— The records —
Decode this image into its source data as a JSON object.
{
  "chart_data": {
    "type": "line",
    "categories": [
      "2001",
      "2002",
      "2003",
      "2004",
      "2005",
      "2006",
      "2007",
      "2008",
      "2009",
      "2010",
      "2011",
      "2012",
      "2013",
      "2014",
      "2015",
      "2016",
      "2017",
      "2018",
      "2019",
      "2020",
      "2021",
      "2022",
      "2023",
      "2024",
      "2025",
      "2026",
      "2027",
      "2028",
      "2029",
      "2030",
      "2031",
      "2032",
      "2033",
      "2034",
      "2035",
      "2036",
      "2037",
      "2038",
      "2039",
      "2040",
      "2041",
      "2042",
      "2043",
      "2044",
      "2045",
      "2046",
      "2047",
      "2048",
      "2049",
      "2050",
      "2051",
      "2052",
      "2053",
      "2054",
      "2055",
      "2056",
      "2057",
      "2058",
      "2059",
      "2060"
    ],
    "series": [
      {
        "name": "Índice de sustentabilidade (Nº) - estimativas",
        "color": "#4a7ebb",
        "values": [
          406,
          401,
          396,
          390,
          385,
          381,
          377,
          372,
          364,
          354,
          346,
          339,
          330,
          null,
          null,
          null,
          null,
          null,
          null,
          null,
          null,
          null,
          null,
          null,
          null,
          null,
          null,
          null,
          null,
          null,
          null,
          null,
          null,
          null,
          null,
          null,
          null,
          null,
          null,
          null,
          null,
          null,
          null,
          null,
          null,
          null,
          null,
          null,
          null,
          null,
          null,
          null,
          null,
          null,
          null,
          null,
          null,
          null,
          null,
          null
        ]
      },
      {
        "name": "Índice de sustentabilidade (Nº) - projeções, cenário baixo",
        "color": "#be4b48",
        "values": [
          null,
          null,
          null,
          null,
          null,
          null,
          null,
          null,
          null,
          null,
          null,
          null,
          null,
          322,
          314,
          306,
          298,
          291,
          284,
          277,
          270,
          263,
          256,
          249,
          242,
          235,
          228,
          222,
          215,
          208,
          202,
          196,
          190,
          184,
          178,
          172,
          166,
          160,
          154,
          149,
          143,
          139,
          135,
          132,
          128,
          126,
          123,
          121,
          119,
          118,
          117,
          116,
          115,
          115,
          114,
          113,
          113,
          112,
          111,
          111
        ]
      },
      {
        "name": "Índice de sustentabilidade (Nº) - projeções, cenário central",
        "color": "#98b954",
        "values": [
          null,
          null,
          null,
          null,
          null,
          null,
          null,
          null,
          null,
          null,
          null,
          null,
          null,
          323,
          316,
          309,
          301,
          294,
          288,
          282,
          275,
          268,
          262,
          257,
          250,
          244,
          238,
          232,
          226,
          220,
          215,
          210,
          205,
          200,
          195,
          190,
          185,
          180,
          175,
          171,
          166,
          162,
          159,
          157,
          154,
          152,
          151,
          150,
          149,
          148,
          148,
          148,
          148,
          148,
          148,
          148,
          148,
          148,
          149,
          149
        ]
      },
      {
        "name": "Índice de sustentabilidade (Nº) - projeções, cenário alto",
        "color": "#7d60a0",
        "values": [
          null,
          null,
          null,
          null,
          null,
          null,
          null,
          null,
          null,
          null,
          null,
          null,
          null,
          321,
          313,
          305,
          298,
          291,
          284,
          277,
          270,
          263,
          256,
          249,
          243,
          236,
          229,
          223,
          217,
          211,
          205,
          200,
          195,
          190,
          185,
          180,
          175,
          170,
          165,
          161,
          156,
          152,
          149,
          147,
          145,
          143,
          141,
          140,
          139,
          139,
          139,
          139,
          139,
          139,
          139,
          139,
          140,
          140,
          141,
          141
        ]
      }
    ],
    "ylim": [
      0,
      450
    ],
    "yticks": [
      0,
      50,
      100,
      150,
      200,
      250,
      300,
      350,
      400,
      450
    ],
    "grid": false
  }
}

— Stated goal —
Write out all the records above again, exactly as they stand.

— Task response —
Decode this image into its source data as a JSON object.
{
  "chart_data": {
    "type": "line",
    "categories": [
      "2001",
      "2002",
      "2003",
      "2004",
      "2005",
      "2006",
      "2007",
      "2008",
      "2009",
      "2010",
      "2011",
      "2012",
      "2013",
      "2014",
      "2015",
      "2016",
      "2017",
      "2018",
      "2019",
      "2020",
      "2021",
      "2022",
      "2023",
      "2024",
      "2025",
      "2026",
      "2027",
      "2028",
      "2029",
      "2030",
      "2031",
      "2032",
      "2033",
      "2034",
      "2035",
      "2036",
      "2037",
      "2038",
      "2039",
      "2040",
      "2041",
      "2042",
      "2043",
      "2044",
      "2045",
      "2046",
      "2047",
      "2048",
      "2049",
      "2050",
      "2051",
      "2052",
      "2053",
      "2054",
      "2055",
      "2056",
      "2057",
      "2058",
      "2059",
      "2060"
    ],
    "series": [
      {
        "name": "Índice de sustentabilidade (Nº) - estimativas",
        "color": "#4a7ebb",
        "values": [
          406,
          401,
          396,
          390,
          385,
          381,
          377,
          372,
          364,
          354,
          346,
          339,
          330,
          null,
          null,
          null,
          null,
          null,
          null,
          null,
          null,
          null,
          null,
          null,
          null,
          null,
          null,
          null,
          null,
          null,
          null,
          null,
          null,
          null,
          null,
          null,
          null,
          null,
          null,
          null,
          null,
          null,
          null,
          null,
          null,
          null,
          null,
          null,
          null,
          null,
          null,
          null,
          null,
          null,
          null,
          null,
          null,
          null,
          null,
          null
        ]
      },
      {
        "name": "Índice de sustentabilidade (Nº) - projeções, cenário baixo",
        "color": "#be4b48",
        "values": [
          null,
          null,
          null,
          null,
          null,
          null,
          null,
          null,
          null,
          null,
          null,
          null,
          null,
          322,
          314,
          306,
          298,
          291,
          284,
          277,
          270,
          263,
          256,
          249,
          242,
          235,
          228,
          222,
          215,
          208,
          202,
          196,
          190,
          184,
          178,
          172,
          166,
          160,
          154,
          149,
          143,
          139,
          135,
          132,
          128,
          126,
          123,
          121,
          119,
          118,
          117,
          116,
          115,
          115,
          114,
          113,
          113,
          112,
          111,
          111
        ]
      },
      {
        "name": "Índice de sustentabilidade (Nº) - projeções, cenário central",
        "color": "#98b954",
        "values": [
          null,
          null,
          null,
          null,
          null,
          null,
          null,
          null,
          null,
          null,
          null,
          null,
          null,
          323,
          316,
          309,
          301,
          294,
          288,
          282,
          275,
          268,
          262,
          257,
          250,
          244,
          238,
          232,
          226,
          220,
          215,
          210,
          205,
          200,
          195,
          190,
          185,
          180,
          175,
          171,
          166,
          162,
          159,
          157,
          154,
          152,
          151,
          150,
          149,
          148,
          148,
          148,
          148,
          148,
          148,
          148,
          148,
          148,
          149,
          149
        ]
      },
      {
        "name": "Índice de sustentabilidade (Nº) - projeções, cenário alto",
        "color": "#7d60a0",
        "values": [
          null,
          null,
          null,
          null,
          null,
          null,
          null,
          null,
          null,
          null,
          null,
          null,
          null,
          321,
          313,
          305,
          298,
          291,
          284,
          277,
          270,
          263,
          256,
          249,
          243,
          236,
          229,
          223,
          217,
          211,
          205,
          200,
          195,
          190,
          185,
          180,
          175,
          170,
          165,
          161,
          156,
          152,
          149,
          147,
          145,
          143,
          141,
          140,
          139,
          139,
          139,
          139,
          139,
          139,
          139,
          139,
          140,
          140,
          141,
          141
        ]
      }
    ],
    "ylim": [
      0,
      450
    ],
    "yticks": [
      0,
      50,
      100,
      150,
      200,
      250,
      300,
      350,
      400,
      450
    ],
    "grid": false
  }
}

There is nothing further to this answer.